=== Data lines ===

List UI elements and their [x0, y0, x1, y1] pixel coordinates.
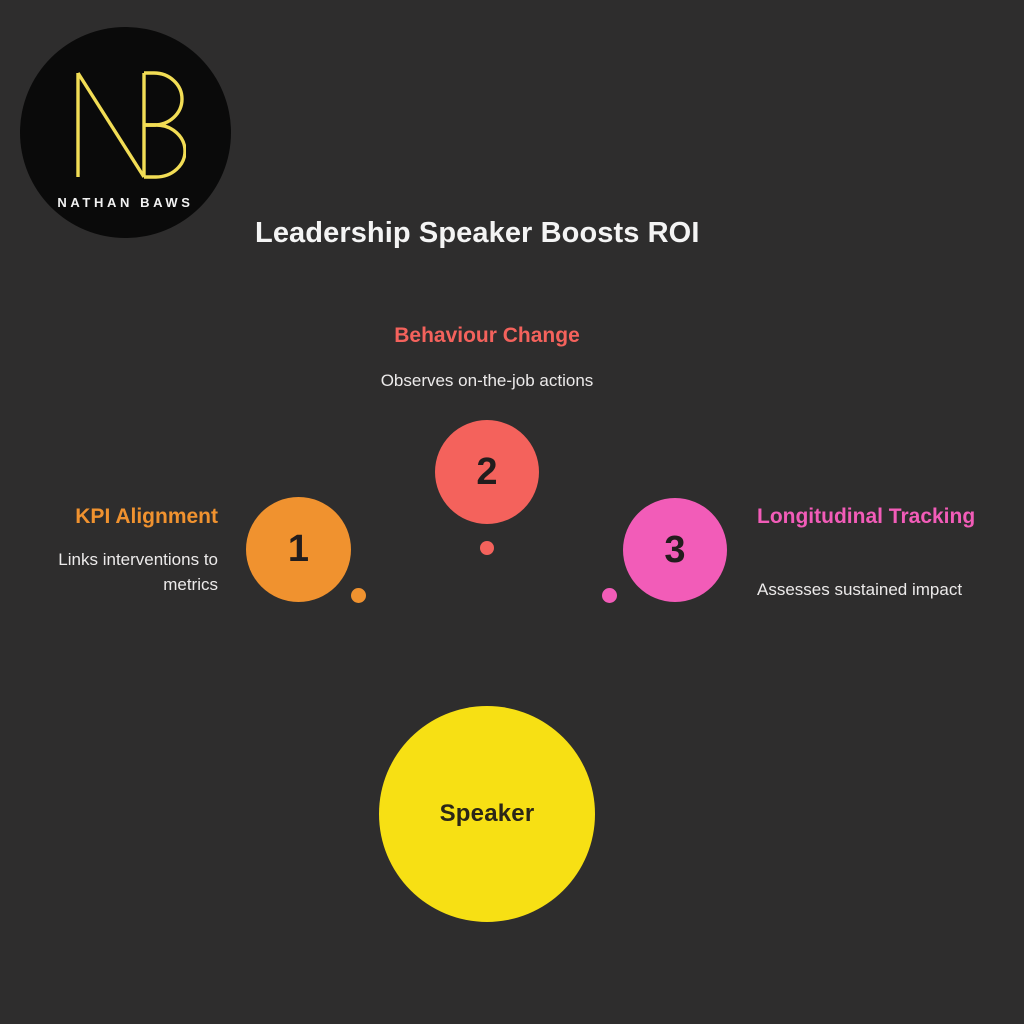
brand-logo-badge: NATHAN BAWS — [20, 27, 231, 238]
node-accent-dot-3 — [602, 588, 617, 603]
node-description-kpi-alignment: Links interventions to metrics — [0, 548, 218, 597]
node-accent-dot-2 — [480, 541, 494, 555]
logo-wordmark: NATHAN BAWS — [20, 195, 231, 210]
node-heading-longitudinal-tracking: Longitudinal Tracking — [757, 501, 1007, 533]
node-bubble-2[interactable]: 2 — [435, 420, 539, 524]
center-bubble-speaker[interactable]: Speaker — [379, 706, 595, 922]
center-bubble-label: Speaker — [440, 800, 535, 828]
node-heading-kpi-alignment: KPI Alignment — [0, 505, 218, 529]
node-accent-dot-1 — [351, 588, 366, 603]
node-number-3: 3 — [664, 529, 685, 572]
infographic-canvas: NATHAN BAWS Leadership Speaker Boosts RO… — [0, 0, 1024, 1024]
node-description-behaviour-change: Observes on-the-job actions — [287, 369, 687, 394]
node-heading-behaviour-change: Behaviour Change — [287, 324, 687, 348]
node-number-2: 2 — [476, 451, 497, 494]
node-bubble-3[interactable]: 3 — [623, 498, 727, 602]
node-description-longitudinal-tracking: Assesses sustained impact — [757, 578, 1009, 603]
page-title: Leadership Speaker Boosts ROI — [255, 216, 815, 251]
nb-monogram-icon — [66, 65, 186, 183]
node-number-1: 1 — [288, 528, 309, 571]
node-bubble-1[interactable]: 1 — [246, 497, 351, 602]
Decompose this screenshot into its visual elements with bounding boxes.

===

## Exercise objective
Convert everything from the line containing "brand-logo-badge: NATHAN BAWS" down to the line containing "node-accent-dot-2 — [480, 541, 494, 555]" into a Markdown table with the columns Row and Line, numbering each row and leaving out blank lines.

## Task response
| Row | Line |
|---|---|
| 1 | brand-logo-badge: NATHAN BAWS — [20, 27, 231, 238] |
| 2 | node-accent-dot-3 — [602, 588, 617, 603] |
| 3 | node-description-kpi-alignment: Links interventions to metrics — [0, 548, 218, 597] |
| 4 | node-accent-dot-2 — [480, 541, 494, 555] |